PROBLEM DETAILS
Copy out the entries below in full and exactly.

Data items
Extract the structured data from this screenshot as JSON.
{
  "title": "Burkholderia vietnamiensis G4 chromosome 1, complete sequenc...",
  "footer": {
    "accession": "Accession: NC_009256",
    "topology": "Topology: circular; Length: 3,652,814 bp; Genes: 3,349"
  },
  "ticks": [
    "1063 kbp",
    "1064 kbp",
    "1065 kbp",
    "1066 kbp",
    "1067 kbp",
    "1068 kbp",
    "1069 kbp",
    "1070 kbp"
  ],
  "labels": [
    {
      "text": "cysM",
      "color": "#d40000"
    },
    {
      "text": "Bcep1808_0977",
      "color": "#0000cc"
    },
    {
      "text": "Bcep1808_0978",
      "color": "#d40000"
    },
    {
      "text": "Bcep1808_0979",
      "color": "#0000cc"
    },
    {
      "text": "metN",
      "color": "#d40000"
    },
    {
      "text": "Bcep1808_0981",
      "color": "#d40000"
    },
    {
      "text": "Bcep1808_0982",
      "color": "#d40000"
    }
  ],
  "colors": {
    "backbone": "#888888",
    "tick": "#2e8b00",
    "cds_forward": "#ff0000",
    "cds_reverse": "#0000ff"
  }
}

RESULT OF THIS EXERCISE
Extract the structured data from this screenshot as JSON.
{
  "title": "Burkholderia vietnamiensis G4 chromosome 1, complete sequenc...",
  "footer": {
    "accession": "Accession: NC_009256",
    "topology": "Topology: circular; Length: 3,652,814 bp; Genes: 3,349"
  },
  "ticks": [
    "1063 kbp",
    "1064 kbp",
    "1065 kbp",
    "1066 kbp",
    "1067 kbp",
    "1068 kbp",
    "1069 kbp",
    "1070 kbp"
  ],
  "labels": [
    {
      "text": "cysM",
      "color": "#d40000"
    },
    {
      "text": "Bcep1808_0977",
      "color": "#0000cc"
    },
    {
      "text": "Bcep1808_0978",
      "color": "#d40000"
    },
    {
      "text": "Bcep1808_0979",
      "color": "#0000cc"
    },
    {
      "text": "metN",
      "color": "#d40000"
    },
    {
      "text": "Bcep1808_0981",
      "color": "#d40000"
    },
    {
      "text": "Bcep1808_0982",
      "color": "#d40000"
    }
  ],
  "colors": {
    "backbone": "#888888",
    "tick": "#2e8b00",
    "cds_forward": "#ff0000",
    "cds_reverse": "#0000ff"
  }
}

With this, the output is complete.